> [Short exercise] Search the material and gather each line with "name" in it.

> [Data entries]
◇ ◇ ◇ ◇ ◇
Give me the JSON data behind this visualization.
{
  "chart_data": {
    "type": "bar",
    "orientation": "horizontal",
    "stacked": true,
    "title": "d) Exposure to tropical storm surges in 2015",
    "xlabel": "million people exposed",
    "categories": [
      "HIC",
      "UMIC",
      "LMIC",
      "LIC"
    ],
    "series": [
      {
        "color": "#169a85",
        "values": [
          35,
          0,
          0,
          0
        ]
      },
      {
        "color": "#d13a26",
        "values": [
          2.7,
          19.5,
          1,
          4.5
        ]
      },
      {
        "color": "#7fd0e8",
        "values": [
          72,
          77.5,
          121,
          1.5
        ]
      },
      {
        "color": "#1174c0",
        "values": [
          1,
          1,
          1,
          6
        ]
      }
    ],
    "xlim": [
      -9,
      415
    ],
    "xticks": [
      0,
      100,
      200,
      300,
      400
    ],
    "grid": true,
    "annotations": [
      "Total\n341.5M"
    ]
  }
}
◇ ◇ ◇ ◇ ◇
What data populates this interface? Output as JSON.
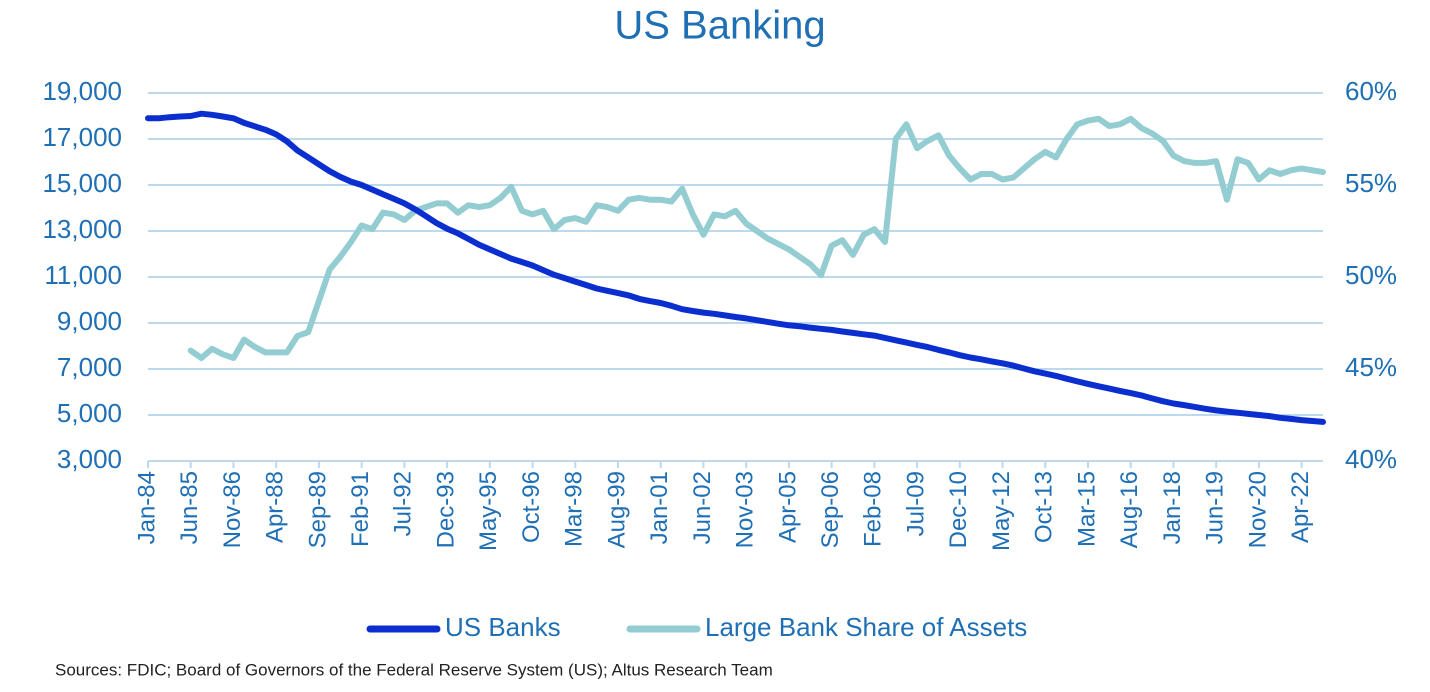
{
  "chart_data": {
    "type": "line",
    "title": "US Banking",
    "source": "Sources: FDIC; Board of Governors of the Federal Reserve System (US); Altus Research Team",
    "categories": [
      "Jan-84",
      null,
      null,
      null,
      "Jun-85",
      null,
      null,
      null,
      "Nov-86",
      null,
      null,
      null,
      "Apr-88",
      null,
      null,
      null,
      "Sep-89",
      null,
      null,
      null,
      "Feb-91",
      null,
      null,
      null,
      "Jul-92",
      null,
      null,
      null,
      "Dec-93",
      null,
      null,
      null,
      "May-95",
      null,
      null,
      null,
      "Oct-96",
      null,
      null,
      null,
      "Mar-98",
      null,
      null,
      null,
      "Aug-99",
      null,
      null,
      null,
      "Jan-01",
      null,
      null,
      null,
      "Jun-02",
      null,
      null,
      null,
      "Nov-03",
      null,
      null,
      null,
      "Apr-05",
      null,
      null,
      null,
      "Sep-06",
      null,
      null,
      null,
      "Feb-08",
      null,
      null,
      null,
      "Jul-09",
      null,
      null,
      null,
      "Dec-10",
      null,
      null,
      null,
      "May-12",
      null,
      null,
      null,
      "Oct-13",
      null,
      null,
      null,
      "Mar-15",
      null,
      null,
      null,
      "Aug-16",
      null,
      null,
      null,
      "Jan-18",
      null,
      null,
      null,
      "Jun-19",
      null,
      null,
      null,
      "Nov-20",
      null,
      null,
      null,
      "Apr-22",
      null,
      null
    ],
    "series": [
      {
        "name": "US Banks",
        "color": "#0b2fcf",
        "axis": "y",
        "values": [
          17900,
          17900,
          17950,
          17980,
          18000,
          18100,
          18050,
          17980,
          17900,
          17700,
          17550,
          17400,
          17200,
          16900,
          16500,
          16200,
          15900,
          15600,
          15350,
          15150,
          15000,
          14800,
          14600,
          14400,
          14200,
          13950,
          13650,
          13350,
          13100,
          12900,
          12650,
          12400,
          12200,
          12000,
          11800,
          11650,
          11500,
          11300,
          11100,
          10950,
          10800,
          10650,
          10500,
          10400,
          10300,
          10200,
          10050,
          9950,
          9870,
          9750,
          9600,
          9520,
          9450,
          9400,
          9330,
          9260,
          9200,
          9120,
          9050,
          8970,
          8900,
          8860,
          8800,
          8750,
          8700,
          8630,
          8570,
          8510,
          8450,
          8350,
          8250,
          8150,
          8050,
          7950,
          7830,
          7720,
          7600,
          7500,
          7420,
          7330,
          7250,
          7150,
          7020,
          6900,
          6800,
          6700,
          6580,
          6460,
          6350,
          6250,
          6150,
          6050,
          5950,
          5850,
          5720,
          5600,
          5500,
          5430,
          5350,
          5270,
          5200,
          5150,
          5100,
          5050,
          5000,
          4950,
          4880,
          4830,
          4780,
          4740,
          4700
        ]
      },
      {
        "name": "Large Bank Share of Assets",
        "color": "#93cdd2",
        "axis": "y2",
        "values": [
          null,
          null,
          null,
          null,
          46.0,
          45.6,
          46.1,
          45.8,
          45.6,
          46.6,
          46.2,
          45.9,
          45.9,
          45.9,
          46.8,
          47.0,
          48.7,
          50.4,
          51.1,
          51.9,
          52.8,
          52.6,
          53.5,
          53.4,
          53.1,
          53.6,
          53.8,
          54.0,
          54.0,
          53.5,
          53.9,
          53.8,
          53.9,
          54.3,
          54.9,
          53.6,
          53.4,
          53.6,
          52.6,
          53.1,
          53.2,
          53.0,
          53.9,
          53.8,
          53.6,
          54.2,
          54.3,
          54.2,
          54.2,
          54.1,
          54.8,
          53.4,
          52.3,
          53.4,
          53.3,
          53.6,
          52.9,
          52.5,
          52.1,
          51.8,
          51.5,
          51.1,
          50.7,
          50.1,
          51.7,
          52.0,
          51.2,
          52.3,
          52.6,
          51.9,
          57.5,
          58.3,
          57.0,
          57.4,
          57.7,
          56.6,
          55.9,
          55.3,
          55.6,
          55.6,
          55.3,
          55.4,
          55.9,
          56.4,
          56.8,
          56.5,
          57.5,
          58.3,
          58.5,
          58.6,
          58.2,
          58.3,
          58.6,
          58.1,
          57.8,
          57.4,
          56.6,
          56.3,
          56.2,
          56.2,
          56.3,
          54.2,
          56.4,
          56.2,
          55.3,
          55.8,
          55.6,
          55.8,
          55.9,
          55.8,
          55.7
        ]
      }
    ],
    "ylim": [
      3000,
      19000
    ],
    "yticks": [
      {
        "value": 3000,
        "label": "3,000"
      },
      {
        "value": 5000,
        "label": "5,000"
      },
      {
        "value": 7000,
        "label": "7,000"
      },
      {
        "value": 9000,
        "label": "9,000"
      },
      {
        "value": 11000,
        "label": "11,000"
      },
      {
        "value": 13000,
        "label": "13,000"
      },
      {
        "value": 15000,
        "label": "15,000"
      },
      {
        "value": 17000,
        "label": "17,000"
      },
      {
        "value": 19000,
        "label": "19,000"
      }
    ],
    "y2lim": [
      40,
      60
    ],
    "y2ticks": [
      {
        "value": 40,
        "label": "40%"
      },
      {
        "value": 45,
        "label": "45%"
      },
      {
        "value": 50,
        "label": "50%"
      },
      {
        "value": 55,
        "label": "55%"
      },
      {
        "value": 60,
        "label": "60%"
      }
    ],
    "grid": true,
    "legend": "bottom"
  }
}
◇ ◇ ◇ ◇ ◇
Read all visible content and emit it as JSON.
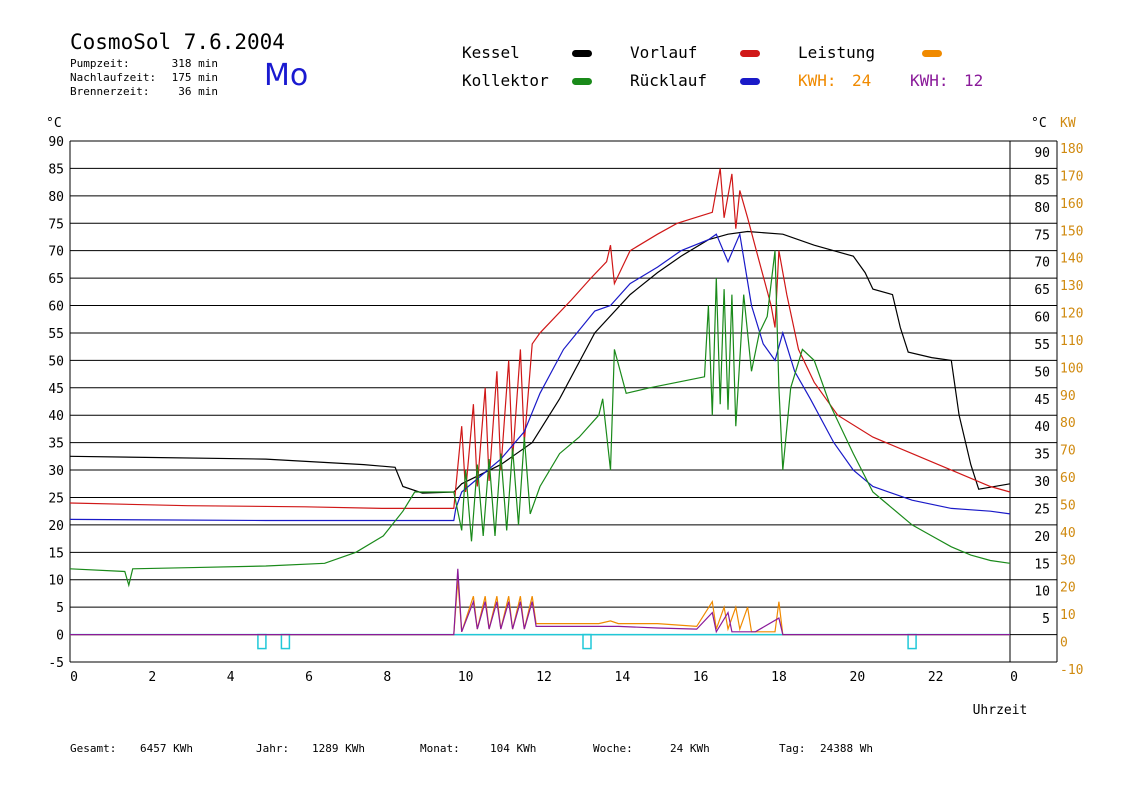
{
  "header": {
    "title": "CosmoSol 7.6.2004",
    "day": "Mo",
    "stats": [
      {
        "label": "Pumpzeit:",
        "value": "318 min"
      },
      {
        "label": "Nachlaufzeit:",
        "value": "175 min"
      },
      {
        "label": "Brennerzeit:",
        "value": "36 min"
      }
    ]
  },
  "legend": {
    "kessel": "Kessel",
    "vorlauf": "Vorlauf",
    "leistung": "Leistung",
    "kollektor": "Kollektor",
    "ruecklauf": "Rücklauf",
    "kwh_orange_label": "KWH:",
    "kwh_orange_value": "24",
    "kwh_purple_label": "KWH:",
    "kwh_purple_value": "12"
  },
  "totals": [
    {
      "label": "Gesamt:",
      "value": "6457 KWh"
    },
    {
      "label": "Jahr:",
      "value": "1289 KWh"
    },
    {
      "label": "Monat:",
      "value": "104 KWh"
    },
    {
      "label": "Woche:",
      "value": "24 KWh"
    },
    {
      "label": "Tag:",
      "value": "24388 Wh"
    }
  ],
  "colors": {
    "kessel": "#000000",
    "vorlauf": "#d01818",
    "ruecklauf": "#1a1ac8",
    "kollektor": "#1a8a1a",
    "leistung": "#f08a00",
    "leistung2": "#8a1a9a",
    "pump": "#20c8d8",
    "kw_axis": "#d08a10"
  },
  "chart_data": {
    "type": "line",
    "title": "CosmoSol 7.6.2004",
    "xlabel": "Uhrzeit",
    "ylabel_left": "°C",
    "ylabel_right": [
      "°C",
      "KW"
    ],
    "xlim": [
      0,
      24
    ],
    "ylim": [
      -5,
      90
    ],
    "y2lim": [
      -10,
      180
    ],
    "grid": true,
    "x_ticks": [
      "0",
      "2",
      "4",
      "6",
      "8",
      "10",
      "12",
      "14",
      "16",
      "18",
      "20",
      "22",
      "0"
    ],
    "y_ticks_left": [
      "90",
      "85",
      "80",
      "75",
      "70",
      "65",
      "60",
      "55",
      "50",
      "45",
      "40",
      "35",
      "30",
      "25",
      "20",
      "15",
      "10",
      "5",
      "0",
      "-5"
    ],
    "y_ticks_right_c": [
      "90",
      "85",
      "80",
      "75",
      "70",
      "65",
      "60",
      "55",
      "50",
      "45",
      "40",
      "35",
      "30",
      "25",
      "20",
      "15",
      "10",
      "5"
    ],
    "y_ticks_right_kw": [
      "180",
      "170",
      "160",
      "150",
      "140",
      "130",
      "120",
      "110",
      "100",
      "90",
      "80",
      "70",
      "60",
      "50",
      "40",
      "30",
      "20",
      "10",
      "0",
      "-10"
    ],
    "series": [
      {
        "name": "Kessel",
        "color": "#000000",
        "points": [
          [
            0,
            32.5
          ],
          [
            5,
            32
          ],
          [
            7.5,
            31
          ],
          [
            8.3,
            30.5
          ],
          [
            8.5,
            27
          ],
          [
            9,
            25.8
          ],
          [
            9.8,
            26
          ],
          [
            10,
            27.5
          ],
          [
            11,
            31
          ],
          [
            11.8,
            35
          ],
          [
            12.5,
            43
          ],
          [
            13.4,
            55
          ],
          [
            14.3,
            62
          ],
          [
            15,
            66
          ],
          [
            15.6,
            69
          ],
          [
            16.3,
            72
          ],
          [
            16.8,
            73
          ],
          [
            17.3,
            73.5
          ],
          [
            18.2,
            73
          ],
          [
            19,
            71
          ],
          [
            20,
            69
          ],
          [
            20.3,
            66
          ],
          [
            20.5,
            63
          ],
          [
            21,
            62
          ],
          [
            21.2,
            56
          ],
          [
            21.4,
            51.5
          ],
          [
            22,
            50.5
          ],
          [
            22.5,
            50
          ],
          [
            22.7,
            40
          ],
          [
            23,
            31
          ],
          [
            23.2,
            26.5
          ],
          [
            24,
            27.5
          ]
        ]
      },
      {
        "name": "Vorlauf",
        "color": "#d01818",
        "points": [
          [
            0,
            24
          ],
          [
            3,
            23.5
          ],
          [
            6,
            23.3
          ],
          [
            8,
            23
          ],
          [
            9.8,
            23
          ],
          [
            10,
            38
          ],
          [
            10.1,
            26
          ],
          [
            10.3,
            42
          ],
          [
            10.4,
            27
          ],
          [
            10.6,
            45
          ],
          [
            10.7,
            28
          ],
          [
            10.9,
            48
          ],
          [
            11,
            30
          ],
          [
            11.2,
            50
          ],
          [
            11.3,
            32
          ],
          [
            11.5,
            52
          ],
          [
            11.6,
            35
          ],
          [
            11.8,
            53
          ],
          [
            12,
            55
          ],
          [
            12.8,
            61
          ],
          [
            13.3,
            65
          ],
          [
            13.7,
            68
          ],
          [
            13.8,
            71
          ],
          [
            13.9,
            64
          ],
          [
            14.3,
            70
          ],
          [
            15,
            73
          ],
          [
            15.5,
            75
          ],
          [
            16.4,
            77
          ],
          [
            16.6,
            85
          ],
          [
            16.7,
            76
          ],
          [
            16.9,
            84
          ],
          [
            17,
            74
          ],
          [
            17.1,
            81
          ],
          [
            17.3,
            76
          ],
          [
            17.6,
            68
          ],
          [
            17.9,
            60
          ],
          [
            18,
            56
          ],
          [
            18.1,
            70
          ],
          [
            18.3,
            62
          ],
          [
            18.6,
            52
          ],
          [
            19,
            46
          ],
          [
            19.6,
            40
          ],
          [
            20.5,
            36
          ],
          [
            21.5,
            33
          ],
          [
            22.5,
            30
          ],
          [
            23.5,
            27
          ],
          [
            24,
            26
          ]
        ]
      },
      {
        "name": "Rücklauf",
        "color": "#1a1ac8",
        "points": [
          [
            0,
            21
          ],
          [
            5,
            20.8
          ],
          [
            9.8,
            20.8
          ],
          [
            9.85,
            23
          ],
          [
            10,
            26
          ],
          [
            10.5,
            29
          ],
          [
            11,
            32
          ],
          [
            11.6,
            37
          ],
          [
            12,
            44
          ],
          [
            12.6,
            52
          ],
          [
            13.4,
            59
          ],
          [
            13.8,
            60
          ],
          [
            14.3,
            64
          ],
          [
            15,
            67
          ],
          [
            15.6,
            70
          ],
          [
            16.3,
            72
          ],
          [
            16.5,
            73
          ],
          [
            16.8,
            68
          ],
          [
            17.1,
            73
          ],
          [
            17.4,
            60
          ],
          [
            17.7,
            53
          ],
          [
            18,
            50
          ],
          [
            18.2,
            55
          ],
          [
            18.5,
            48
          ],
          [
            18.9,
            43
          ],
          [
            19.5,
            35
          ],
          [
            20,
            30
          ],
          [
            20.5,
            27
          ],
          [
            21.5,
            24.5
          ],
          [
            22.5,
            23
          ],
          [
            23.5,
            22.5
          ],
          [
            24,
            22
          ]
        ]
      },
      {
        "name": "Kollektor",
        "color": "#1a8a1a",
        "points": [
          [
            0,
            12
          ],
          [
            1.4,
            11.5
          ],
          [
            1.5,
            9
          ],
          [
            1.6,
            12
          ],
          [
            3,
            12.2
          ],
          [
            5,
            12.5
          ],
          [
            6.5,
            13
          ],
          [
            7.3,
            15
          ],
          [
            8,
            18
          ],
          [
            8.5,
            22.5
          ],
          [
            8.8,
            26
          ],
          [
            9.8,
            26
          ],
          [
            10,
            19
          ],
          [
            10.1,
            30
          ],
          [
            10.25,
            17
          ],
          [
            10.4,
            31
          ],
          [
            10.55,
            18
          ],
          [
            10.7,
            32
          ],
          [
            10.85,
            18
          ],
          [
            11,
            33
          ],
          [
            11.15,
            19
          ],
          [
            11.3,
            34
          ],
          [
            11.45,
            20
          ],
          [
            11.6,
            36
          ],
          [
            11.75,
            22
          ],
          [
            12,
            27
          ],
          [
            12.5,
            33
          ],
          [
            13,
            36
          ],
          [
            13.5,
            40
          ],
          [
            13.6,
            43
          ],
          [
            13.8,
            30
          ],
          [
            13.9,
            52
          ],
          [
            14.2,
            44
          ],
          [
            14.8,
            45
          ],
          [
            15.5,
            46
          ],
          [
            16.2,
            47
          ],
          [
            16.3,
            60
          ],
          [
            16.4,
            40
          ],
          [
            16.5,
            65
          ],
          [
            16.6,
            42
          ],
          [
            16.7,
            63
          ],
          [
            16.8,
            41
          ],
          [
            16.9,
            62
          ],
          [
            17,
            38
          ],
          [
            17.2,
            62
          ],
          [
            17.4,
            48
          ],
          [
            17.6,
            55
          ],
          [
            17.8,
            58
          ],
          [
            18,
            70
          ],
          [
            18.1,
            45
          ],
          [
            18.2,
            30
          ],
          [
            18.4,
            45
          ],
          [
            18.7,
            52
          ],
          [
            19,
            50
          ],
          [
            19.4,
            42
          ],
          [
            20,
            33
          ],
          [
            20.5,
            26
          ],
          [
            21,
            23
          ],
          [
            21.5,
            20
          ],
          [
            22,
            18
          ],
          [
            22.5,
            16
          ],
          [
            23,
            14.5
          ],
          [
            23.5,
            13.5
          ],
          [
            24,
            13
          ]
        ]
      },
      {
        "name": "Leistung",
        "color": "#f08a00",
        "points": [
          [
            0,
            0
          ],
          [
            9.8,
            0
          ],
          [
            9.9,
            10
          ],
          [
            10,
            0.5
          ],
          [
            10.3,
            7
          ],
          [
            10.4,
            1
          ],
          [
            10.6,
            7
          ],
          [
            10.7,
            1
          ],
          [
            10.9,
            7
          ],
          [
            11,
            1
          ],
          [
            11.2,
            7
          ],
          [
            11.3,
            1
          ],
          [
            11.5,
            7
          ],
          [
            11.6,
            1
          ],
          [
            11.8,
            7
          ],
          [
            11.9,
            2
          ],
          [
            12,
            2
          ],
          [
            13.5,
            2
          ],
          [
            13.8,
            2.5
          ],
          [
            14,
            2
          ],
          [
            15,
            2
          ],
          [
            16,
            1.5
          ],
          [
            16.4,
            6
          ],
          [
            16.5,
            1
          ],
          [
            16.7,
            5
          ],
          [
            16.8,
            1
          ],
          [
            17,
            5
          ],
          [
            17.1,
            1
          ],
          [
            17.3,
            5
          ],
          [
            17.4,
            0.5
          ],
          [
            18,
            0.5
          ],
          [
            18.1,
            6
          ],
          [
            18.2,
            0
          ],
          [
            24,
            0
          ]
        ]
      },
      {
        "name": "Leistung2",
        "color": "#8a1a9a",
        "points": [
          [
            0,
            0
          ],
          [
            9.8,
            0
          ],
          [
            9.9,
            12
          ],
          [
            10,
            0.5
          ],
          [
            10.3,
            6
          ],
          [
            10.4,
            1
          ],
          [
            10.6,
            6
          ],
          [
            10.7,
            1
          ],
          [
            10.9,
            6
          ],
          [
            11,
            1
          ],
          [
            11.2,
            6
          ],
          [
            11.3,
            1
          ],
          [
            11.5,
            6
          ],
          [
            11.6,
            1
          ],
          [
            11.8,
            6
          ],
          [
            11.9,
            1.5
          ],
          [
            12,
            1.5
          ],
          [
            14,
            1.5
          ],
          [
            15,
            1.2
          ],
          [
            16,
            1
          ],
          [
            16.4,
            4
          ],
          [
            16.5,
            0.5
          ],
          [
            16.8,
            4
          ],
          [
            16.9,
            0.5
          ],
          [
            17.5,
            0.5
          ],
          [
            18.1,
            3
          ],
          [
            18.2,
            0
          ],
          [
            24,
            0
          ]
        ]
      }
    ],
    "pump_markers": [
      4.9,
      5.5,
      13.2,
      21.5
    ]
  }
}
◇ ◇ ◇ ◇ ◇
> [Worked solution]
        "name": "US Banks",
        "name": "Large Bank Share of Assets",
        "name": "Kessel",
        "name": "Vorlauf",
        "name": "Rücklauf",
        "name": "Kollektor",
        "name": "Leistung",
        "name": "Leistung2",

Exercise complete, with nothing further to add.